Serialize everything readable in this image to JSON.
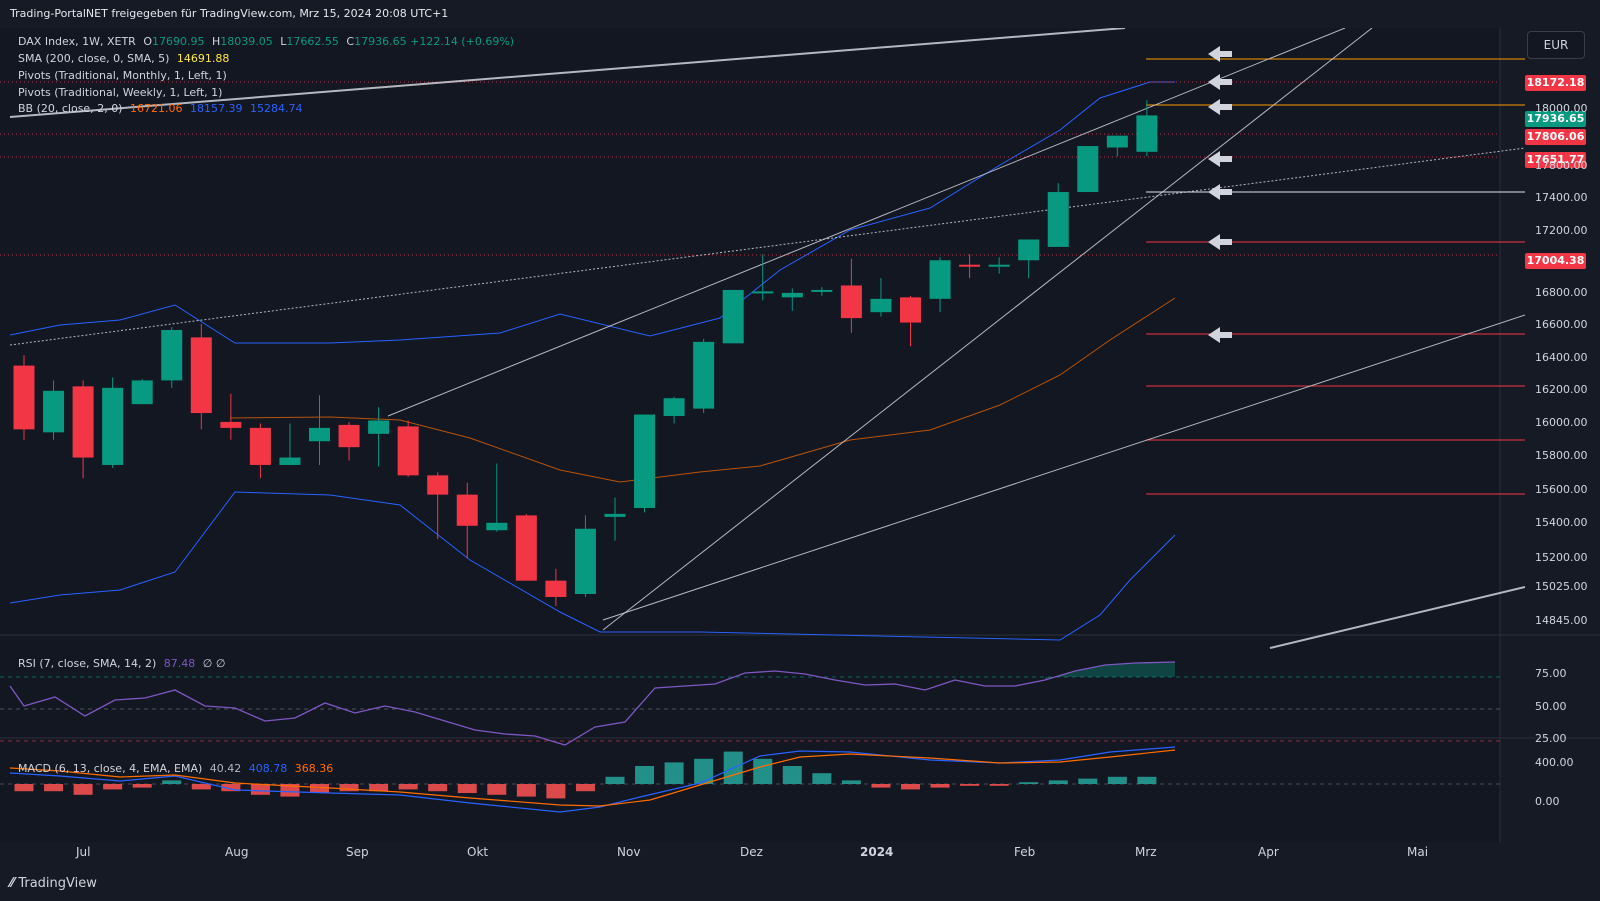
{
  "header": {
    "title": "Trading-PortalNET freigegeben für TradingView.com, Mrz 15, 2024 20:08 UTC+1"
  },
  "currency": "EUR",
  "legend": {
    "symbol": "DAX Index, 1W, XETR",
    "o_label": "O",
    "o": "17690.95",
    "h_label": "H",
    "h": "18039.05",
    "l_label": "L",
    "l": "17662.55",
    "c_label": "C",
    "c": "17936.65",
    "change": "+122.14 (+0.69%)",
    "sma_label": "SMA (200, close, 0, SMA, 5)",
    "sma_value": "14691.88",
    "pivots_monthly": "Pivots (Traditional, Monthly, 1, Left, 1)",
    "pivots_weekly": "Pivots (Traditional, Weekly, 1, Left, 1)",
    "bb_label": "BB (20, close, 2, 0)",
    "bb_basis": "16721.06",
    "bb_upper": "18157.39",
    "bb_lower": "15284.74",
    "rsi_label": "RSI (7, close, SMA, 14, 2)",
    "rsi_value": "87.48",
    "rsi_extra": "∅ ∅",
    "macd_label": "MACD (6, 13, close, 4, EMA, EMA)",
    "macd_hist": "40.42",
    "macd_line": "408.78",
    "macd_signal": "368.36"
  },
  "price_tags": [
    {
      "text": "18172.18",
      "color": "#f23645"
    },
    {
      "text": "17936.65",
      "color": "#089981"
    },
    {
      "text": "17806.06",
      "color": "#f23645"
    },
    {
      "text": "17651.77",
      "color": "#f23645"
    },
    {
      "text": "17004.38",
      "color": "#f23645"
    }
  ],
  "y_axis": [
    "18000.00",
    "17800.00",
    "17400.00",
    "17200.00",
    "16800.00",
    "16600.00",
    "16400.00",
    "16200.00",
    "16000.00",
    "15800.00",
    "15600.00",
    "15400.00",
    "15200.00",
    "15025.00",
    "14845.00"
  ],
  "rsi_axis": [
    "75.00",
    "50.00",
    "25.00"
  ],
  "macd_axis": [
    "400.00",
    "0.00"
  ],
  "x_axis": [
    "Jul",
    "Aug",
    "Sep",
    "Okt",
    "Nov",
    "Dez",
    "2024",
    "Feb",
    "Mrz",
    "Apr",
    "Mai"
  ],
  "footer": {
    "brand": "TradingView"
  },
  "colors": {
    "up": "#089981",
    "down": "#f23645",
    "background": "#161a25",
    "bb_line": "#2962ff",
    "basis": "#ff6d00",
    "rsi": "#7e57c2"
  },
  "chart_data": {
    "type": "candlestick",
    "timeframe": "1W",
    "candles": [
      {
        "o": 16250,
        "h": 16320,
        "l": 15750,
        "c": 15820
      },
      {
        "o": 15800,
        "h": 16150,
        "l": 15750,
        "c": 16080
      },
      {
        "o": 16110,
        "h": 16150,
        "l": 15490,
        "c": 15630
      },
      {
        "o": 15580,
        "h": 16170,
        "l": 15560,
        "c": 16100
      },
      {
        "o": 15990,
        "h": 16160,
        "l": 15990,
        "c": 16150
      },
      {
        "o": 16150,
        "h": 16510,
        "l": 16100,
        "c": 16490
      },
      {
        "o": 16440,
        "h": 16530,
        "l": 15820,
        "c": 15930
      },
      {
        "o": 15870,
        "h": 16060,
        "l": 15750,
        "c": 15830
      },
      {
        "o": 15830,
        "h": 15860,
        "l": 15490,
        "c": 15580
      },
      {
        "o": 15580,
        "h": 15860,
        "l": 15580,
        "c": 15630
      },
      {
        "o": 15740,
        "h": 16050,
        "l": 15580,
        "c": 15830
      },
      {
        "o": 15850,
        "h": 15870,
        "l": 15610,
        "c": 15700
      },
      {
        "o": 15790,
        "h": 15970,
        "l": 15570,
        "c": 15880
      },
      {
        "o": 15840,
        "h": 15880,
        "l": 15500,
        "c": 15510
      },
      {
        "o": 15510,
        "h": 15530,
        "l": 15080,
        "c": 15380
      },
      {
        "o": 15380,
        "h": 15460,
        "l": 14950,
        "c": 15170
      },
      {
        "o": 15140,
        "h": 15590,
        "l": 15130,
        "c": 15190
      },
      {
        "o": 15240,
        "h": 15250,
        "l": 14810,
        "c": 14800
      },
      {
        "o": 14800,
        "h": 14880,
        "l": 14630,
        "c": 14690
      },
      {
        "o": 14710,
        "h": 15240,
        "l": 14690,
        "c": 15150
      },
      {
        "o": 15230,
        "h": 15360,
        "l": 15070,
        "c": 15250
      },
      {
        "o": 15290,
        "h": 15920,
        "l": 15260,
        "c": 15920
      },
      {
        "o": 15910,
        "h": 16040,
        "l": 15860,
        "c": 16030
      },
      {
        "o": 15960,
        "h": 16430,
        "l": 15930,
        "c": 16410
      },
      {
        "o": 16400,
        "h": 16760,
        "l": 16400,
        "c": 16760
      },
      {
        "o": 16750,
        "h": 17000,
        "l": 16690,
        "c": 16750
      },
      {
        "o": 16710,
        "h": 16770,
        "l": 16620,
        "c": 16740
      },
      {
        "o": 16750,
        "h": 16780,
        "l": 16720,
        "c": 16760
      },
      {
        "o": 16790,
        "h": 16970,
        "l": 16470,
        "c": 16570
      },
      {
        "o": 16610,
        "h": 16840,
        "l": 16580,
        "c": 16700
      },
      {
        "o": 16710,
        "h": 16720,
        "l": 16380,
        "c": 16540
      },
      {
        "o": 16700,
        "h": 16980,
        "l": 16610,
        "c": 16960
      },
      {
        "o": 16930,
        "h": 17000,
        "l": 16840,
        "c": 16920
      },
      {
        "o": 16920,
        "h": 16980,
        "l": 16870,
        "c": 16930
      },
      {
        "o": 16960,
        "h": 17100,
        "l": 16840,
        "c": 17100
      },
      {
        "o": 17050,
        "h": 17480,
        "l": 17050,
        "c": 17420
      },
      {
        "o": 17420,
        "h": 17730,
        "l": 17420,
        "c": 17730
      },
      {
        "o": 17720,
        "h": 17800,
        "l": 17660,
        "c": 17800
      },
      {
        "o": 17690.95,
        "h": 18039.05,
        "l": 17662.55,
        "c": 17936.65
      }
    ],
    "pivot_levels_right": [
      18172.18,
      18017,
      17806.06,
      17651.77,
      17435,
      17130,
      16500,
      16180,
      15800,
      15490
    ],
    "price_labels": [
      "18172.18",
      "17936.65",
      "17806.06",
      "17651.77",
      "17004.38"
    ],
    "indicators": {
      "sma_200": 14691.88,
      "bb": {
        "basis": 16721.06,
        "upper": 18157.39,
        "lower": 15284.74
      },
      "rsi": 87.48,
      "macd": {
        "histogram": 40.42,
        "macd": 408.78,
        "signal": 368.36
      }
    },
    "x_labels": [
      "Jul",
      "Aug",
      "Sep",
      "Okt",
      "Nov",
      "Dez",
      "2024",
      "Feb",
      "Mrz",
      "Apr",
      "Mai"
    ]
  }
}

---*---

=== WORK REQUIRED ===
Retype every entry verbatim and exclude the pictures from the copy.

=== TASK RESULT ===
Serialize everything readable in this image to JSON.
{
  "header": {
    "title": "Trading-PortalNET freigegeben für TradingView.com, Mrz 15, 2024 20:08 UTC+1"
  },
  "currency": "EUR",
  "legend": {
    "symbol": "DAX Index, 1W, XETR",
    "o_label": "O",
    "o": "17690.95",
    "h_label": "H",
    "h": "18039.05",
    "l_label": "L",
    "l": "17662.55",
    "c_label": "C",
    "c": "17936.65",
    "change": "+122.14 (+0.69%)",
    "sma_label": "SMA (200, close, 0, SMA, 5)",
    "sma_value": "14691.88",
    "pivots_monthly": "Pivots (Traditional, Monthly, 1, Left, 1)",
    "pivots_weekly": "Pivots (Traditional, Weekly, 1, Left, 1)",
    "bb_label": "BB (20, close, 2, 0)",
    "bb_basis": "16721.06",
    "bb_upper": "18157.39",
    "bb_lower": "15284.74",
    "rsi_label": "RSI (7, close, SMA, 14, 2)",
    "rsi_value": "87.48",
    "rsi_extra": "∅ ∅",
    "macd_label": "MACD (6, 13, close, 4, EMA, EMA)",
    "macd_hist": "40.42",
    "macd_line": "408.78",
    "macd_signal": "368.36"
  },
  "price_tags": [
    {
      "text": "18172.18",
      "color": "#f23645"
    },
    {
      "text": "17936.65",
      "color": "#089981"
    },
    {
      "text": "17806.06",
      "color": "#f23645"
    },
    {
      "text": "17651.77",
      "color": "#f23645"
    },
    {
      "text": "17004.38",
      "color": "#f23645"
    }
  ],
  "y_axis": [
    "18000.00",
    "17800.00",
    "17400.00",
    "17200.00",
    "16800.00",
    "16600.00",
    "16400.00",
    "16200.00",
    "16000.00",
    "15800.00",
    "15600.00",
    "15400.00",
    "15200.00",
    "15025.00",
    "14845.00"
  ],
  "rsi_axis": [
    "75.00",
    "50.00",
    "25.00"
  ],
  "macd_axis": [
    "400.00",
    "0.00"
  ],
  "x_axis": [
    "Jul",
    "Aug",
    "Sep",
    "Okt",
    "Nov",
    "Dez",
    "2024",
    "Feb",
    "Mrz",
    "Apr",
    "Mai"
  ],
  "footer": {
    "brand": "TradingView"
  },
  "colors": {
    "up": "#089981",
    "down": "#f23645",
    "background": "#161a25",
    "bb_line": "#2962ff",
    "basis": "#ff6d00",
    "rsi": "#7e57c2"
  },
  "chart_data": {
    "type": "candlestick",
    "timeframe": "1W",
    "candles": [
      {
        "o": 16250,
        "h": 16320,
        "l": 15750,
        "c": 15820
      },
      {
        "o": 15800,
        "h": 16150,
        "l": 15750,
        "c": 16080
      },
      {
        "o": 16110,
        "h": 16150,
        "l": 15490,
        "c": 15630
      },
      {
        "o": 15580,
        "h": 16170,
        "l": 15560,
        "c": 16100
      },
      {
        "o": 15990,
        "h": 16160,
        "l": 15990,
        "c": 16150
      },
      {
        "o": 16150,
        "h": 16510,
        "l": 16100,
        "c": 16490
      },
      {
        "o": 16440,
        "h": 16530,
        "l": 15820,
        "c": 15930
      },
      {
        "o": 15870,
        "h": 16060,
        "l": 15750,
        "c": 15830
      },
      {
        "o": 15830,
        "h": 15860,
        "l": 15490,
        "c": 15580
      },
      {
        "o": 15580,
        "h": 15860,
        "l": 15580,
        "c": 15630
      },
      {
        "o": 15740,
        "h": 16050,
        "l": 15580,
        "c": 15830
      },
      {
        "o": 15850,
        "h": 15870,
        "l": 15610,
        "c": 15700
      },
      {
        "o": 15790,
        "h": 15970,
        "l": 15570,
        "c": 15880
      },
      {
        "o": 15840,
        "h": 15880,
        "l": 15500,
        "c": 15510
      },
      {
        "o": 15510,
        "h": 15530,
        "l": 15080,
        "c": 15380
      },
      {
        "o": 15380,
        "h": 15460,
        "l": 14950,
        "c": 15170
      },
      {
        "o": 15140,
        "h": 15590,
        "l": 15130,
        "c": 15190
      },
      {
        "o": 15240,
        "h": 15250,
        "l": 14810,
        "c": 14800
      },
      {
        "o": 14800,
        "h": 14880,
        "l": 14630,
        "c": 14690
      },
      {
        "o": 14710,
        "h": 15240,
        "l": 14690,
        "c": 15150
      },
      {
        "o": 15230,
        "h": 15360,
        "l": 15070,
        "c": 15250
      },
      {
        "o": 15290,
        "h": 15920,
        "l": 15260,
        "c": 15920
      },
      {
        "o": 15910,
        "h": 16040,
        "l": 15860,
        "c": 16030
      },
      {
        "o": 15960,
        "h": 16430,
        "l": 15930,
        "c": 16410
      },
      {
        "o": 16400,
        "h": 16760,
        "l": 16400,
        "c": 16760
      },
      {
        "o": 16750,
        "h": 17000,
        "l": 16690,
        "c": 16750
      },
      {
        "o": 16710,
        "h": 16770,
        "l": 16620,
        "c": 16740
      },
      {
        "o": 16750,
        "h": 16780,
        "l": 16720,
        "c": 16760
      },
      {
        "o": 16790,
        "h": 16970,
        "l": 16470,
        "c": 16570
      },
      {
        "o": 16610,
        "h": 16840,
        "l": 16580,
        "c": 16700
      },
      {
        "o": 16710,
        "h": 16720,
        "l": 16380,
        "c": 16540
      },
      {
        "o": 16700,
        "h": 16980,
        "l": 16610,
        "c": 16960
      },
      {
        "o": 16930,
        "h": 17000,
        "l": 16840,
        "c": 16920
      },
      {
        "o": 16920,
        "h": 16980,
        "l": 16870,
        "c": 16930
      },
      {
        "o": 16960,
        "h": 17100,
        "l": 16840,
        "c": 17100
      },
      {
        "o": 17050,
        "h": 17480,
        "l": 17050,
        "c": 17420
      },
      {
        "o": 17420,
        "h": 17730,
        "l": 17420,
        "c": 17730
      },
      {
        "o": 17720,
        "h": 17800,
        "l": 17660,
        "c": 17800
      },
      {
        "o": 17690.95,
        "h": 18039.05,
        "l": 17662.55,
        "c": 17936.65
      }
    ],
    "pivot_levels_right": [
      18172.18,
      18017,
      17806.06,
      17651.77,
      17435,
      17130,
      16500,
      16180,
      15800,
      15490
    ],
    "price_labels": [
      "18172.18",
      "17936.65",
      "17806.06",
      "17651.77",
      "17004.38"
    ],
    "indicators": {
      "sma_200": 14691.88,
      "bb": {
        "basis": 16721.06,
        "upper": 18157.39,
        "lower": 15284.74
      },
      "rsi": 87.48,
      "macd": {
        "histogram": 40.42,
        "macd": 408.78,
        "signal": 368.36
      }
    },
    "x_labels": [
      "Jul",
      "Aug",
      "Sep",
      "Okt",
      "Nov",
      "Dez",
      "2024",
      "Feb",
      "Mrz",
      "Apr",
      "Mai"
    ]
  }
}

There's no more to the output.